• _Given exercise_: Search the listing below for the string "blocked" and copy every line where it occurs.
── Provided data
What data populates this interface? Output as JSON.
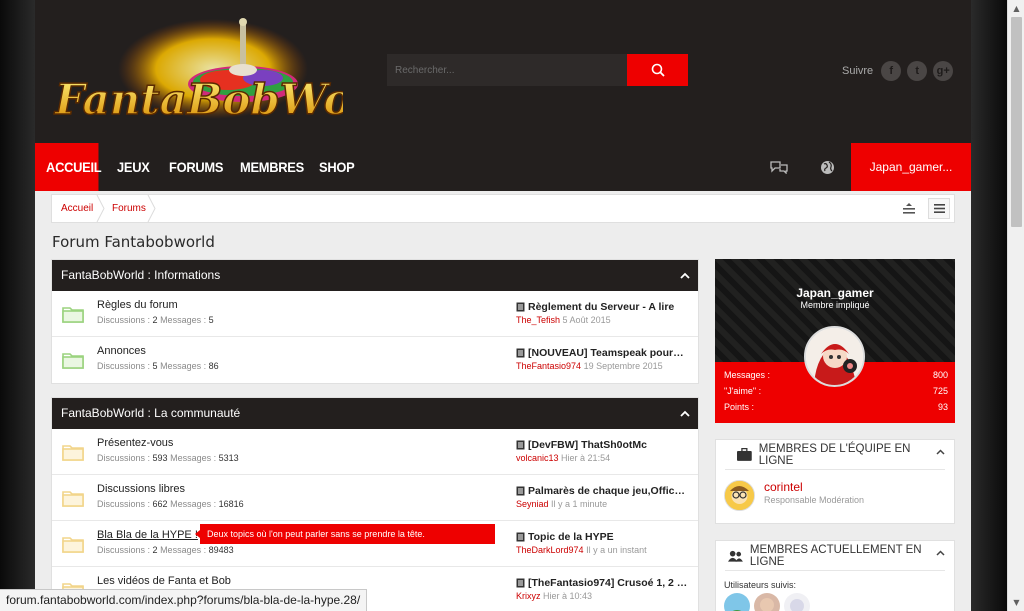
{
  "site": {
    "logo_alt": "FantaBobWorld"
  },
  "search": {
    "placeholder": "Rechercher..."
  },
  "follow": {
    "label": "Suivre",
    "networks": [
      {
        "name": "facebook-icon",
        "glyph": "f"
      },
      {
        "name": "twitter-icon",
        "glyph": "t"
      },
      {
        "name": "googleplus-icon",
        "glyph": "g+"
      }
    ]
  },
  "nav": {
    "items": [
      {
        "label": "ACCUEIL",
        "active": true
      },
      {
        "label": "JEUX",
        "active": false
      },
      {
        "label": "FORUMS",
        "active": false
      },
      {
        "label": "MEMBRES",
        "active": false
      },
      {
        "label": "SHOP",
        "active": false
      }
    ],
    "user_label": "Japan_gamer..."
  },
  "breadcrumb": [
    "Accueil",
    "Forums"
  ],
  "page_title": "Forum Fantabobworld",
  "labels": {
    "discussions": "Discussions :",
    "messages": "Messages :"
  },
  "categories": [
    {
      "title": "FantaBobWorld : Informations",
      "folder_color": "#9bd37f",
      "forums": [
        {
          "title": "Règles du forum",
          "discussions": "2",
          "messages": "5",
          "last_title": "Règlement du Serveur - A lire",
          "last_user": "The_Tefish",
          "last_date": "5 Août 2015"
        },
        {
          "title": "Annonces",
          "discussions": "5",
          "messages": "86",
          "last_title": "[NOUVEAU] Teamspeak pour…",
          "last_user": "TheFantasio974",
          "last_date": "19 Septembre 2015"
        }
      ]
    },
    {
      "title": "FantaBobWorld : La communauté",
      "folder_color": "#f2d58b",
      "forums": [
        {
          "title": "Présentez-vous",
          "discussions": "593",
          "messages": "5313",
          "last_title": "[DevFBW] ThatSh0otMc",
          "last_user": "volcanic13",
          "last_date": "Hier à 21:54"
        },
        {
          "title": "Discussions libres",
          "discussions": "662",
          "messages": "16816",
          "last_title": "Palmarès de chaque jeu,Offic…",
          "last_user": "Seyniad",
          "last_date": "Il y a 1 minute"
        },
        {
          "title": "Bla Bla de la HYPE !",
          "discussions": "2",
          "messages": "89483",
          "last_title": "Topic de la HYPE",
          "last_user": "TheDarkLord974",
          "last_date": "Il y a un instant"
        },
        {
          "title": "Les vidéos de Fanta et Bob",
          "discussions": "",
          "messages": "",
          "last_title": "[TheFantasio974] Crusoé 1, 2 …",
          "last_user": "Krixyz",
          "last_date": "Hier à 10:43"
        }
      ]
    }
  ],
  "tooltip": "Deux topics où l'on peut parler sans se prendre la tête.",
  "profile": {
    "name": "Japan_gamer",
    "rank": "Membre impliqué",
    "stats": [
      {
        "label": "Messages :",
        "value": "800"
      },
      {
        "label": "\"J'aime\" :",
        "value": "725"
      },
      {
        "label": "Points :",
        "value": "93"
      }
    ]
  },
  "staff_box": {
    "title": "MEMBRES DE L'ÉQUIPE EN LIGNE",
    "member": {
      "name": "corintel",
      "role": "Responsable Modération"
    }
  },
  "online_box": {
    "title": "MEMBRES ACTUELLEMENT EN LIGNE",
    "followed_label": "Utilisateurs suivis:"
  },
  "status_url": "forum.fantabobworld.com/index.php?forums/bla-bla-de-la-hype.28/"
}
────
── Provided data
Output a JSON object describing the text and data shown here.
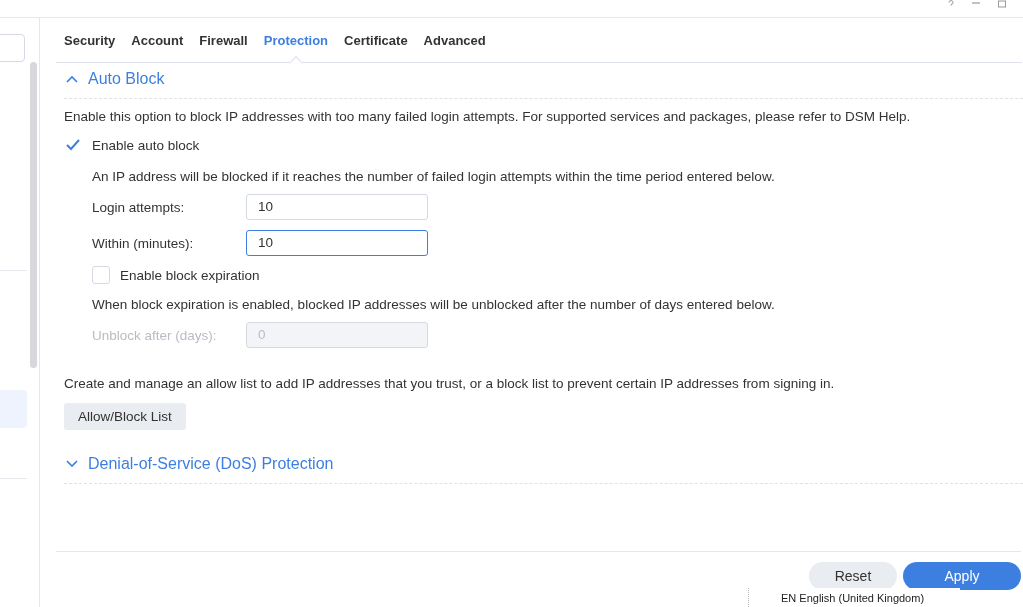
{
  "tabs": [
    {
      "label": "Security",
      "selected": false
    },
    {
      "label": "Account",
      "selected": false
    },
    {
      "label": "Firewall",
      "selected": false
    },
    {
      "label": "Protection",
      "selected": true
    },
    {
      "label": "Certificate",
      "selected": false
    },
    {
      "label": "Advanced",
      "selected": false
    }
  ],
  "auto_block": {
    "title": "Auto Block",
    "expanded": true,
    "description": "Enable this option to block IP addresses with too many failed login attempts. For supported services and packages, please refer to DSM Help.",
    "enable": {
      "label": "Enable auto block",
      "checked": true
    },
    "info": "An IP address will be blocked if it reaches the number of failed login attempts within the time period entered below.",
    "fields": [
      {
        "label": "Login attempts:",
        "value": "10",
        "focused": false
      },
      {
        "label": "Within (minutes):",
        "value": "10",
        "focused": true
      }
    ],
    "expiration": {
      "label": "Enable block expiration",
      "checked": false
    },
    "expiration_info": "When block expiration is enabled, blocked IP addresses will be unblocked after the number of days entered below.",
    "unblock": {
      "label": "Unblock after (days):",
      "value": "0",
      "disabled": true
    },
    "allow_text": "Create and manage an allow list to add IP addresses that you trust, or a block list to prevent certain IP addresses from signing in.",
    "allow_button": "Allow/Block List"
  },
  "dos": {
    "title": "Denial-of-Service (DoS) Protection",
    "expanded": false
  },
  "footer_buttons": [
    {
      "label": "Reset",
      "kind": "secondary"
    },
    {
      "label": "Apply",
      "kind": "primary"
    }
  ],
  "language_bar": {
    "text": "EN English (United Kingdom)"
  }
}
────
• _Complete output_:
    "info": "An IP address will be blocked if it reaches the number of failed login attempts within the time period entered below.",
    "expiration_info": "When block expiration is enabled, blocked IP addresses will be unblocked after the number of days entered below.",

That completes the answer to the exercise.